- WRITTEN EXERCISE
Go through the data below. List every line that holds the word "text".
⁂
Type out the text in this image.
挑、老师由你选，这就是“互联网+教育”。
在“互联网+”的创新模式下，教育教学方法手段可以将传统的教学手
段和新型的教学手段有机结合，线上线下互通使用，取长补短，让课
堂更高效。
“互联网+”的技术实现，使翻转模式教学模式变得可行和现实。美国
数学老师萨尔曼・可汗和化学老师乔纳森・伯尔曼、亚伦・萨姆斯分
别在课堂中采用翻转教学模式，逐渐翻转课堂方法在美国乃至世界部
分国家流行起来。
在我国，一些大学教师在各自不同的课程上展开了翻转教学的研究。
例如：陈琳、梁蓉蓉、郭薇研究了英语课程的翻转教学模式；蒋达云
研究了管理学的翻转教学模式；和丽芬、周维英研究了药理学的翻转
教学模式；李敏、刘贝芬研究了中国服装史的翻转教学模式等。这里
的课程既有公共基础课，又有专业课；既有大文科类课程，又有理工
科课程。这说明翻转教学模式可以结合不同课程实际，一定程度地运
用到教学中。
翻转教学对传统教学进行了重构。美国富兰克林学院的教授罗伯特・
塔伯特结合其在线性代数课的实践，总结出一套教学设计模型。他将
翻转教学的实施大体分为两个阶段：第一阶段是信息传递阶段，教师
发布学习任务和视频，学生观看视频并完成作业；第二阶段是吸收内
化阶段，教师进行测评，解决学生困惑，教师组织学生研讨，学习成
⁂
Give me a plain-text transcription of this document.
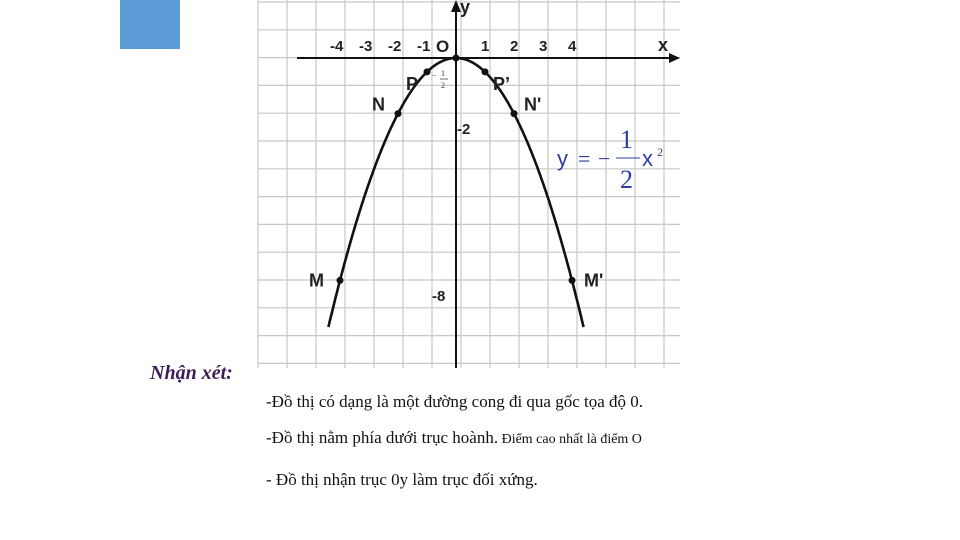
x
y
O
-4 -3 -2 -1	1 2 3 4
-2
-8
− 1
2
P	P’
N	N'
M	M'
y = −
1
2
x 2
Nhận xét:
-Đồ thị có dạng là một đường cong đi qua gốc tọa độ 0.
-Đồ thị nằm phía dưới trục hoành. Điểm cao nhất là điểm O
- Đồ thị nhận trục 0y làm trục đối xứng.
⁂
- ANSWER FOR THE TASK
Type out the text in this image.
Give me a plain-text transcription of this document.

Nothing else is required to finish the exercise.